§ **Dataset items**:
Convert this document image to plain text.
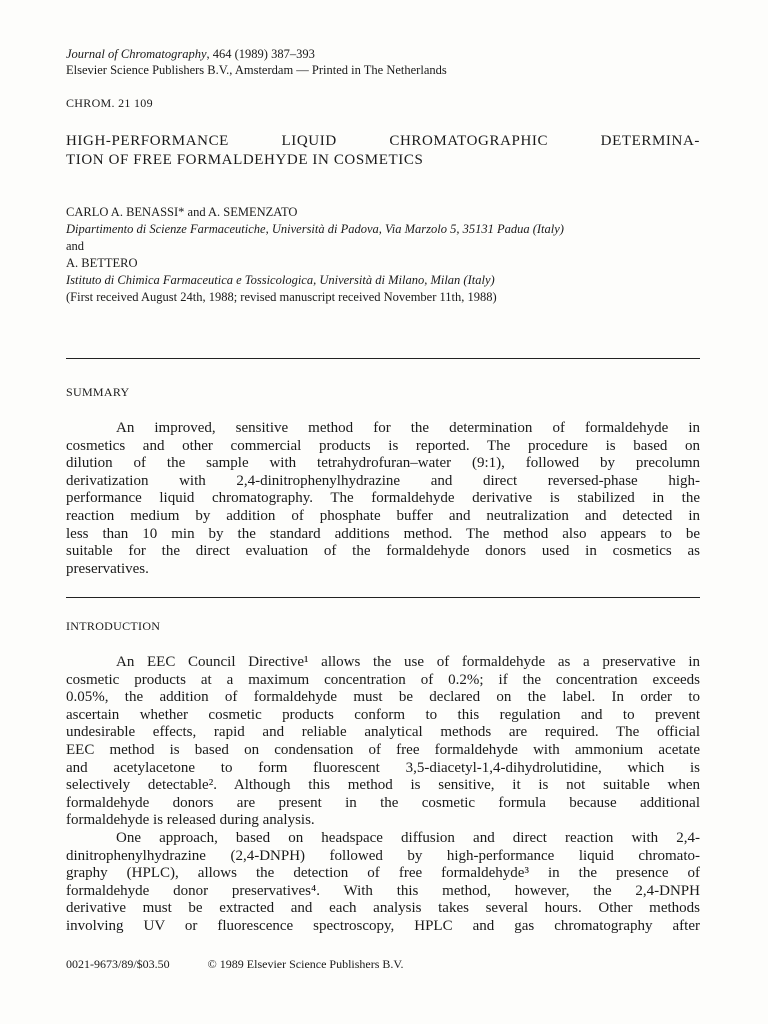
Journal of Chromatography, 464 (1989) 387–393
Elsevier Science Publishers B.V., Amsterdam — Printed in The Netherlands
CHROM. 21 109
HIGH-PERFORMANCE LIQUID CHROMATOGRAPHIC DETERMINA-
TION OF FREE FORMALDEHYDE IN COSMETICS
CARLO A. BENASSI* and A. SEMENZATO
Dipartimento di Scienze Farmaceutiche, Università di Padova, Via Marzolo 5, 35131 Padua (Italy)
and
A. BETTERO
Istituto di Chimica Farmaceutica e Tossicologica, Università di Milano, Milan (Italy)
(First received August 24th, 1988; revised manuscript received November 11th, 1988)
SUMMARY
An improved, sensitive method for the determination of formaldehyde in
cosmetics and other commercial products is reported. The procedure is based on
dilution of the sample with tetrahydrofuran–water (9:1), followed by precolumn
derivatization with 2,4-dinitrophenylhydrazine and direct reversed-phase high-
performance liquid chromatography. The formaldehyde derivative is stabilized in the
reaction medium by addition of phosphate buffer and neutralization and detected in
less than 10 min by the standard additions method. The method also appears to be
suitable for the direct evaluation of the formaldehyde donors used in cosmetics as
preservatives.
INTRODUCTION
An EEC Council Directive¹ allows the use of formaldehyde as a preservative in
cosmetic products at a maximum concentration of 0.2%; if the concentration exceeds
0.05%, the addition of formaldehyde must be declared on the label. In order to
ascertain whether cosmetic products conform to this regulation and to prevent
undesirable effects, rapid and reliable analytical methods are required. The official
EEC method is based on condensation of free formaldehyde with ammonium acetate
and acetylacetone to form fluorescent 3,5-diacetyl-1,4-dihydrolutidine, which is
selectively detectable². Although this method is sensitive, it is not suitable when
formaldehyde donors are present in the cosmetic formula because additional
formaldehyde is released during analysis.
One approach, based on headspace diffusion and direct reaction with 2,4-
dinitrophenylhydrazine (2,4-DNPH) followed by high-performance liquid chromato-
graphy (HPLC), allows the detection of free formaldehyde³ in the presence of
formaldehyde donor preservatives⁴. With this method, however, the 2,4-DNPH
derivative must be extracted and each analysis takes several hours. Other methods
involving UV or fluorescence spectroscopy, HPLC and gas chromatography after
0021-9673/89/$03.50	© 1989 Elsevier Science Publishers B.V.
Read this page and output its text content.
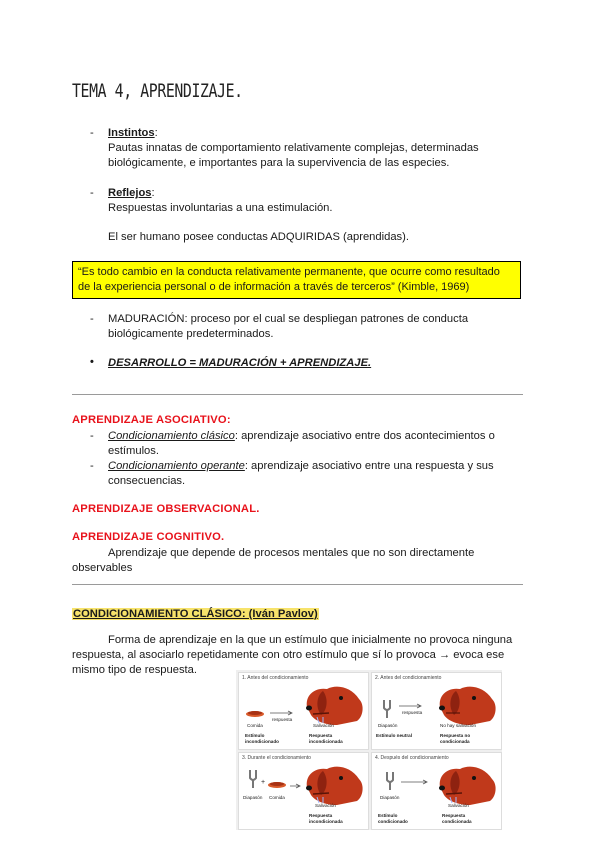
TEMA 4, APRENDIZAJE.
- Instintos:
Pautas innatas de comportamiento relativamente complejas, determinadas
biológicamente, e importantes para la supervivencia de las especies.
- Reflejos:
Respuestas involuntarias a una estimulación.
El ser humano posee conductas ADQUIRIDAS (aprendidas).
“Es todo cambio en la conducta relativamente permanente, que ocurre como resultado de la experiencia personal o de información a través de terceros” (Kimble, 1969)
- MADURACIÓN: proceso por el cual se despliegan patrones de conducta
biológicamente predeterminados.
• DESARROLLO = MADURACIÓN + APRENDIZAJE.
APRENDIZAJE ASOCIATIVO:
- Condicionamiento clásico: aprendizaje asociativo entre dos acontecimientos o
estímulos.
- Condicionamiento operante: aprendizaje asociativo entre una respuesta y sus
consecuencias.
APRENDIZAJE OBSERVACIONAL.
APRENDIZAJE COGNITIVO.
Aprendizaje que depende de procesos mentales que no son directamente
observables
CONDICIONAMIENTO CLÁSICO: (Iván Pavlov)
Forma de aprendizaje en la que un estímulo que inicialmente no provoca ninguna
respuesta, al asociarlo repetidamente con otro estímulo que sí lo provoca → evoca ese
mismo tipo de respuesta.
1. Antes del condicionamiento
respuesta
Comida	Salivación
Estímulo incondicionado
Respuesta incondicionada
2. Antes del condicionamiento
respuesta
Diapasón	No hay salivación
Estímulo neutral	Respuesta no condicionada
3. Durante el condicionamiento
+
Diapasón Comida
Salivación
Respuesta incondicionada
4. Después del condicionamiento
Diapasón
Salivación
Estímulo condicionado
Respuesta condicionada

§ **TASK TO CARRY OUT**:
Reproduce the entries exactly. Do not carry over any picture.

§ **RESULT BELOW**:
Convert this document image to plain text.
Journal of Chromatography, 464 (1989) 387–393
Elsevier Science Publishers B.V., Amsterdam — Printed in The Netherlands
CHROM. 21 109
HIGH-PERFORMANCE LIQUID CHROMATOGRAPHIC DETERMINA-
TION OF FREE FORMALDEHYDE IN COSMETICS
CARLO A. BENASSI* and A. SEMENZATO
Dipartimento di Scienze Farmaceutiche, Università di Padova, Via Marzolo 5, 35131 Padua (Italy)
and
A. BETTERO
Istituto di Chimica Farmaceutica e Tossicologica, Università di Milano, Milan (Italy)
(First received August 24th, 1988; revised manuscript received November 11th, 1988)
SUMMARY
An improved, sensitive method for the determination of formaldehyde in
cosmetics and other commercial products is reported. The procedure is based on
dilution of the sample with tetrahydrofuran–water (9:1), followed by precolumn
derivatization with 2,4-dinitrophenylhydrazine and direct reversed-phase high-
performance liquid chromatography. The formaldehyde derivative is stabilized in the
reaction medium by addition of phosphate buffer and neutralization and detected in
less than 10 min by the standard additions method. The method also appears to be
suitable for the direct evaluation of the formaldehyde donors used in cosmetics as
preservatives.
INTRODUCTION
An EEC Council Directive¹ allows the use of formaldehyde as a preservative in
cosmetic products at a maximum concentration of 0.2%; if the concentration exceeds
0.05%, the addition of formaldehyde must be declared on the label. In order to
ascertain whether cosmetic products conform to this regulation and to prevent
undesirable effects, rapid and reliable analytical methods are required. The official
EEC method is based on condensation of free formaldehyde with ammonium acetate
and acetylacetone to form fluorescent 3,5-diacetyl-1,4-dihydrolutidine, which is
selectively detectable². Although this method is sensitive, it is not suitable when
formaldehyde donors are present in the cosmetic formula because additional
formaldehyde is released during analysis.
One approach, based on headspace diffusion and direct reaction with 2,4-
dinitrophenylhydrazine (2,4-DNPH) followed by high-performance liquid chromato-
graphy (HPLC), allows the detection of free formaldehyde³ in the presence of
formaldehyde donor preservatives⁴. With this method, however, the 2,4-DNPH
derivative must be extracted and each analysis takes several hours. Other methods
involving UV or fluorescence spectroscopy, HPLC and gas chromatography after
0021-9673/89/$03.50	© 1989 Elsevier Science Publishers B.V.
Read this page and output its text content.
TEMA 4, APRENDIZAJE.
- Instintos:
Pautas innatas de comportamiento relativamente complejas, determinadas
biológicamente, e importantes para la supervivencia de las especies.
- Reflejos:
Respuestas involuntarias a una estimulación.
El ser humano posee conductas ADQUIRIDAS (aprendidas).
“Es todo cambio en la conducta relativamente permanente, que ocurre como resultado de la experiencia personal o de información a través de terceros” (Kimble, 1969)
- MADURACIÓN: proceso por el cual se despliegan patrones de conducta
biológicamente predeterminados.
• DESARROLLO = MADURACIÓN + APRENDIZAJE.
APRENDIZAJE ASOCIATIVO:
- Condicionamiento clásico: aprendizaje asociativo entre dos acontecimientos o
estímulos.
- Condicionamiento operante: aprendizaje asociativo entre una respuesta y sus
consecuencias.
APRENDIZAJE OBSERVACIONAL.
APRENDIZAJE COGNITIVO.
Aprendizaje que depende de procesos mentales que no son directamente
observables
CONDICIONAMIENTO CLÁSICO: (Iván Pavlov)
Forma de aprendizaje en la que un estímulo que inicialmente no provoca ninguna
respuesta, al asociarlo repetidamente con otro estímulo que sí lo provoca → evoca ese
mismo tipo de respuesta.
1. Antes del condicionamiento
respuesta
Comida	Salivación
Estímulo incondicionado
Respuesta incondicionada
2. Antes del condicionamiento
respuesta
Diapasón	No hay salivación
Estímulo neutral	Respuesta no condicionada
3. Durante el condicionamiento
+
Diapasón Comida
Salivación
Respuesta incondicionada
4. Después del condicionamiento
Diapasón
Salivación
Estímulo condicionado
Respuesta condicionada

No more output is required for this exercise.